Problem description: Each entry below should be written out exactly as it is, with no pictures.

Data shown:

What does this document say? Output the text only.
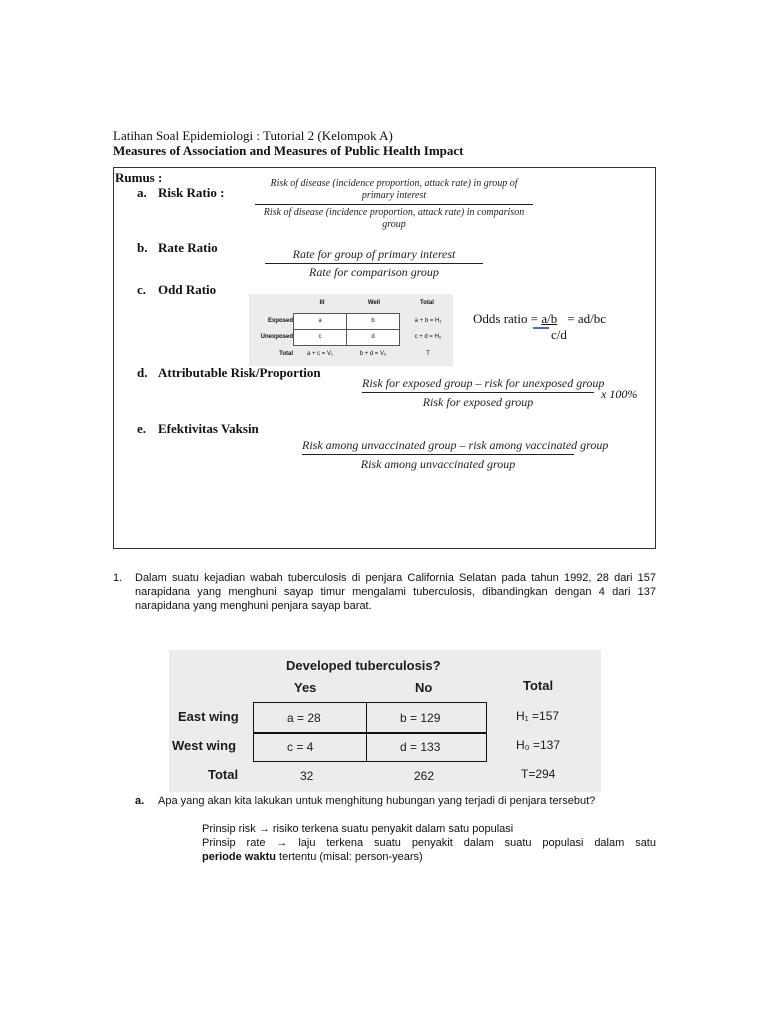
Latihan Soal Epidemiologi : Tutorial 2 (Kelompok A)
Measures of Association and Measures of Public Health Impact
Rumus :
a. Risk Ratio :
Risk of disease (incidence proportion, attack rate) in group of primary interest
Risk of disease (incidence proportion, attack rate) in comparison group
b. Rate Ratio	Rate for group of primary interest
Rate for comparison group
c. Odd Ratio
Ill	Well	Total
Exposed	a	b	a + b = H₁
Unexposed	c	d	c + d = H₀
Total	a + c = V₁	b + d = V₀	T
Odds ratio = a/b = ad/bc
c/d
d. Attributable Risk/Proportion
Risk for exposed group – risk for unexposed group
Risk for exposed group
x 100%
e. Efektivitas Vaksin
Risk among unvaccinated group – risk among vaccinated group
Risk among unvaccinated group
1. Dalam suatu kejadian wabah tuberculosis di penjara California Selatan pada tahun 1992, 28 dari 157 narapidana yang menghuni sayap timur mengalami tuberculosis, dibandingkan dengan 4 dari 137 narapidana yang menghuni penjara sayap barat.
Developed tuberculosis?
Yes	No	Total
East wing	a = 28	b = 129	H₁ =157
West wing	c = 4	d = 133	H₀ =137
Total	32	262	T=294
a. Apa yang akan kita lakukan untuk menghitung hubungan yang terjadi di penjara tersebut?
Prinsip risk → risiko terkena suatu penyakit dalam satu populasi
Prinsip rate → laju terkena suatu penyakit dalam suatu populasi dalam satu
periode waktu tertentu (misal: person-years)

Answer to the problem:
What does this document say? Output the text only.
Latihan Soal Epidemiologi : Tutorial 2 (Kelompok A)
Measures of Association and Measures of Public Health Impact
Rumus :
a. Risk Ratio :
Risk of disease (incidence proportion, attack rate) in group of primary interest
Risk of disease (incidence proportion, attack rate) in comparison group
b. Rate Ratio	Rate for group of primary interest
Rate for comparison group
c. Odd Ratio
Ill	Well	Total
Exposed	a	b	a + b = H₁
Unexposed	c	d	c + d = H₀
Total	a + c = V₁	b + d = V₀	T
Odds ratio = a/b = ad/bc
c/d
d. Attributable Risk/Proportion
Risk for exposed group – risk for unexposed group
Risk for exposed group
x 100%
e. Efektivitas Vaksin
Risk among unvaccinated group – risk among vaccinated group
Risk among unvaccinated group
1. Dalam suatu kejadian wabah tuberculosis di penjara California Selatan pada tahun 1992, 28 dari 157 narapidana yang menghuni sayap timur mengalami tuberculosis, dibandingkan dengan 4 dari 137 narapidana yang menghuni penjara sayap barat.
Developed tuberculosis?
Yes	No	Total
East wing	a = 28	b = 129	H₁ =157
West wing	c = 4	d = 133	H₀ =137
Total	32	262	T=294
a. Apa yang akan kita lakukan untuk menghitung hubungan yang terjadi di penjara tersebut?
Prinsip risk → risiko terkena suatu penyakit dalam satu populasi
Prinsip rate → laju terkena suatu penyakit dalam suatu populasi dalam satu
periode waktu tertentu (misal: person-years)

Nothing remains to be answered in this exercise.